**Extracted information**
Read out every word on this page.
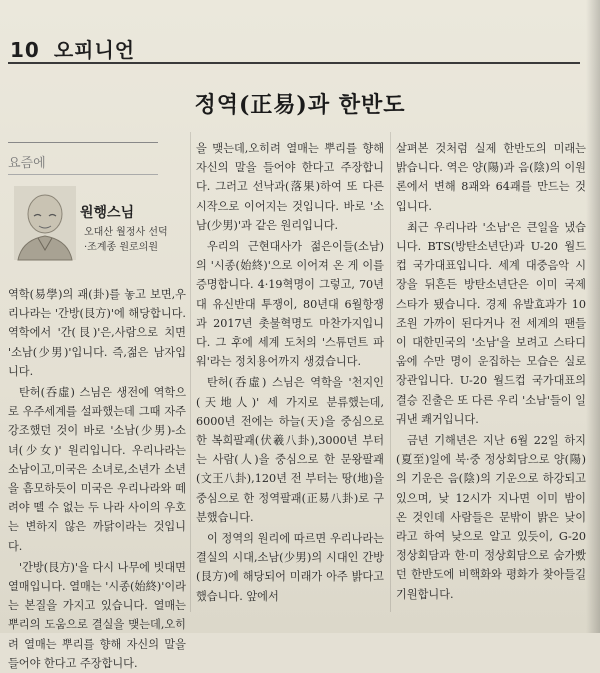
10 오피니언
정역(正易)과 한반도
요즘에
원행스님
오대산 월정사 선덕
·조계종 원로의원

역학(易學)의 괘(卦)를 놓고 보면,우리나라는 '간방(艮方)'에 해당합니다. 역학에서 '간(艮)'은,사람으로 치면 '소남(少男)'입니다. 즉,젊은 남자입니다.

탄허(呑虛) 스님은 생전에 역학으로 우주세계를 설파했는데 그때 자주 강조했던 것이 바로 '소남(少男)-소녀(少女)' 원리입니다. 우리나라는 소남이고,미국은 소녀로,소년가 소년을 흠모하듯이 미국은 우리나라와 떼려야 뗄 수 없는 두 나라 사이의 우호는 변하지 않은 까닭이라는 것입니다.

'간방(艮方)'을 다시 나무에 빗대면 열매입니다. 열매는 '시종(始終)'이라는 본질을 가지고 있습니다. 열매는 뿌리의 도움으로 결실을 맺는데,오히려 열매는 뿌리를 향해 자신의 말을 들어야 한다고 주장합니다.

을 맺는데,오히려 열매는 뿌리를 향해 자신의 말을 들어야 한다고 주장합니다. 그러고 선낙과(落果)하여 또 다른 시작으로 이어지는 것입니다. 바로 '소남(少男)'과 같은 원리입니다.

우리의 근현대사가 젊은이들(소남)의 '시종(始終)'으로 이어져 온 게 이를 증명합니다. 4·19혁명이 그렇고, 70년대 유신반대 투쟁이, 80년대 6월항쟁과 2017년 촛불혁명도 마찬가지입니다. 그 후에 세계 도처의 '스튜던트 파워'라는 정치용어까지 생겼습니다.

탄허(呑虛) 스님은 역학을 '천지인(天地人)' 세 가지로 분류했는데, 6000년 전에는 하늘(天)을 중심으로 한 복희팔괘(伏羲八卦),3000년 부터는 사람(人)을 중심으로 한 문왕팔괘(文王八卦),120년 전 부터는 땅(地)을 중심으로 한 정역팔괘(正易八卦)로 구분했습니다.

이 정역의 원리에 따르면 우리나라는 결실의 시대,소남(少男)의 시대인 간방(艮方)에 해당되어 미래가 아주 밝다고 했습니다. 앞에서

살펴본 것처럼 실제 한반도의 미래는 밝습니다. 역은 양(陽)과 음(陰)의 이원론에서 변해 8괘와 64괘를 만드는 것입니다.

최근 우리나라 '소남'은 큰일을 냈습니다. BTS(방탄소년단)과 U-20 월드컵 국가대표입니다. 세계 대중음악 시장을 뒤흔든 방탄소년단은 이미 국제 스타가 됐습니다. 경제 유발효과가 10조원 가까이 된다거나 전 세계의 팬들이 대한민국의 '소남'을 보려고 스타디움에 수만 명이 운집하는 모습은 실로 장관입니다. U-20 월드컵 국가대표의 결승 진출은 또 다른 우리 '소남'들이 일궈낸 쾌거입니다.

금년 기해년은 지난 6월 22일 하지(夏至)일에 북·중 정상회담으로 양(陽)의 기운은 음(陰)의 기운으로 하강되고 있으며, 낮 12시가 지나면 이미 밤이 온 것인데 사람들은 문밖이 밝은 낮이라고 하여 낮으로 알고 있듯이, G-20 정상회담과 한·미 정상회담으로 숨가빴던 한반도에 비핵화와 평화가 찾아들길 기원합니다.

**Given instruction**
Transcribe every record above exactly, leaving out the pictures.

**Solution to this exercise**
Read out every word on this page.
10 오피니언
정역(正易)과 한반도
요즘에
원행스님
오대산 월정사 선덕
·조계종 원로의원

역학(易學)의 괘(卦)를 놓고 보면,우리나라는 '간방(艮方)'에 해당합니다. 역학에서 '간(艮)'은,사람으로 치면 '소남(少男)'입니다. 즉,젊은 남자입니다.

탄허(呑虛) 스님은 생전에 역학으로 우주세계를 설파했는데 그때 자주 강조했던 것이 바로 '소남(少男)-소녀(少女)' 원리입니다. 우리나라는 소남이고,미국은 소녀로,소년가 소년을 흠모하듯이 미국은 우리나라와 떼려야 뗄 수 없는 두 나라 사이의 우호는 변하지 않은 까닭이라는 것입니다.

'간방(艮方)'을 다시 나무에 빗대면 열매입니다. 열매는 '시종(始終)'이라는 본질을 가지고 있습니다. 열매는 뿌리의 도움으로 결실을 맺는데,오히려 열매는 뿌리를 향해 자신의 말을 들어야 한다고 주장합니다.

을 맺는데,오히려 열매는 뿌리를 향해 자신의 말을 들어야 한다고 주장합니다. 그러고 선낙과(落果)하여 또 다른 시작으로 이어지는 것입니다. 바로 '소남(少男)'과 같은 원리입니다.

우리의 근현대사가 젊은이들(소남)의 '시종(始終)'으로 이어져 온 게 이를 증명합니다. 4·19혁명이 그렇고, 70년대 유신반대 투쟁이, 80년대 6월항쟁과 2017년 촛불혁명도 마찬가지입니다. 그 후에 세계 도처의 '스튜던트 파워'라는 정치용어까지 생겼습니다.

탄허(呑虛) 스님은 역학을 '천지인(天地人)' 세 가지로 분류했는데, 6000년 전에는 하늘(天)을 중심으로 한 복희팔괘(伏羲八卦),3000년 부터는 사람(人)을 중심으로 한 문왕팔괘(文王八卦),120년 전 부터는 땅(地)을 중심으로 한 정역팔괘(正易八卦)로 구분했습니다.

이 정역의 원리에 따르면 우리나라는 결실의 시대,소남(少男)의 시대인 간방(艮方)에 해당되어 미래가 아주 밝다고 했습니다. 앞에서

살펴본 것처럼 실제 한반도의 미래는 밝습니다. 역은 양(陽)과 음(陰)의 이원론에서 변해 8괘와 64괘를 만드는 것입니다.

최근 우리나라 '소남'은 큰일을 냈습니다. BTS(방탄소년단)과 U-20 월드컵 국가대표입니다. 세계 대중음악 시장을 뒤흔든 방탄소년단은 이미 국제 스타가 됐습니다. 경제 유발효과가 10조원 가까이 된다거나 전 세계의 팬들이 대한민국의 '소남'을 보려고 스타디움에 수만 명이 운집하는 모습은 실로 장관입니다. U-20 월드컵 국가대표의 결승 진출은 또 다른 우리 '소남'들이 일궈낸 쾌거입니다.

금년 기해년은 지난 6월 22일 하지(夏至)일에 북·중 정상회담으로 양(陽)의 기운은 음(陰)의 기운으로 하강되고 있으며, 낮 12시가 지나면 이미 밤이 온 것인데 사람들은 문밖이 밝은 낮이라고 하여 낮으로 알고 있듯이, G-20 정상회담과 한·미 정상회담으로 숨가빴던 한반도에 비핵화와 평화가 찾아들길 기원합니다.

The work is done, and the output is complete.